Write every record out again exactly, and keep images out of it.

> Record list
########
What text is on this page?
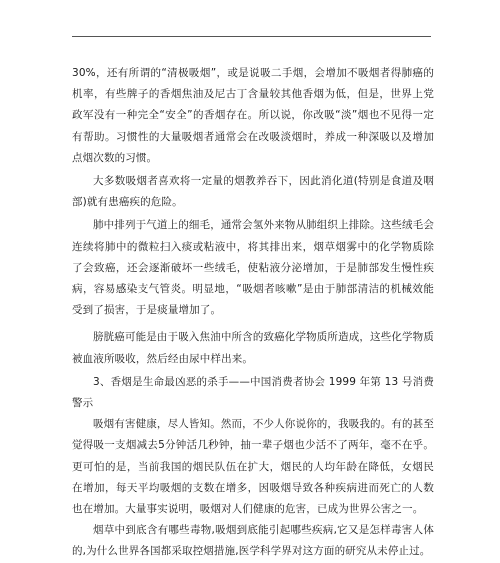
30%，还有所谓的“清极吸烟”，或是说吸二手烟，会增加不吸烟者得肺癌的机率，有些牌子的香烟焦油及尼古丁含量较其他香烟为低，但是，世界上党政军没有一种完全“安全”的香烟存在。所以说，你改吸“淡”烟也不见得一定有帮助。习惯性的大量吸烟者通常会在改吸淡烟时，养成一种深吸以及增加点烟次数的习惯。

大多数吸烟者喜欢将一定量的烟教养吞下，因此消化道(特别是食道及咽部)就有患癌疾的危险。

肺中排列于气道上的细毛，通常会氢外来物从肺组织上排除。这些绒毛会连续将肺中的微粒扫入痰或粘液中，将其排出来，烟草烟雾中的化学物质除了会致癌，还会逐渐破坏一些绒毛，使粘液分泌增加，于是肺部发生慢性疾病，容易感染支气管炎。明显地，“吸烟者咳嗽”是由于肺部清洁的机械效能受到了损害，于是痰量增加了。

膀胱癌可能是由于吸入焦油中所含的致癌化学物质所造成，这些化学物质被血液所吸收，然后经由尿中样出来。

3、香烟是生命最凶恶的杀手——中国消费者协会 1999 年第 13 号消费警示

吸烟有害健康，尽人皆知。然而，不少人你说你的，我吸我的。有的甚至觉得吸一支烟减去5分钟活几秒钟，抽一辈子烟也少活不了两年，毫不在乎。更可怕的是，当前我国的烟民队伍在扩大，烟民的人均年龄在降低，女烟民在增加，每天平均吸烟的支数在增多，因吸烟导致各种疾病进而死亡的人数也在增加。大量事实说明，吸烟对人们健康的危害，已成为世界公害之一。

烟草中到底含有哪些毒物,吸烟到底能引起哪些疾病,它又是怎样毒害人体的,为什么世界各国都采取控烟措施,医学科学界对这方面的研究从未停止过。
########
> Solution to this task
What text is on this page?
30%，还有所谓的“清极吸烟”，或是说吸二手烟，会增加不吸烟者得肺癌的机率，有些牌子的香烟焦油及尼古丁含量较其他香烟为低，但是，世界上党政军没有一种完全“安全”的香烟存在。所以说，你改吸“淡”烟也不见得一定有帮助。习惯性的大量吸烟者通常会在改吸淡烟时，养成一种深吸以及增加点烟次数的习惯。

大多数吸烟者喜欢将一定量的烟教养吞下，因此消化道(特别是食道及咽部)就有患癌疾的危险。

肺中排列于气道上的细毛，通常会氢外来物从肺组织上排除。这些绒毛会连续将肺中的微粒扫入痰或粘液中，将其排出来，烟草烟雾中的化学物质除了会致癌，还会逐渐破坏一些绒毛，使粘液分泌增加，于是肺部发生慢性疾病，容易感染支气管炎。明显地，“吸烟者咳嗽”是由于肺部清洁的机械效能受到了损害，于是痰量增加了。

膀胱癌可能是由于吸入焦油中所含的致癌化学物质所造成，这些化学物质被血液所吸收，然后经由尿中样出来。

3、香烟是生命最凶恶的杀手——中国消费者协会 1999 年第 13 号消费警示

吸烟有害健康，尽人皆知。然而，不少人你说你的，我吸我的。有的甚至觉得吸一支烟减去5分钟活几秒钟，抽一辈子烟也少活不了两年，毫不在乎。更可怕的是，当前我国的烟民队伍在扩大，烟民的人均年龄在降低，女烟民在增加，每天平均吸烟的支数在增多，因吸烟导致各种疾病进而死亡的人数也在增加。大量事实说明，吸烟对人们健康的危害，已成为世界公害之一。

烟草中到底含有哪些毒物,吸烟到底能引起哪些疾病,它又是怎样毒害人体的,为什么世界各国都采取控烟措施,医学科学界对这方面的研究从未停止过。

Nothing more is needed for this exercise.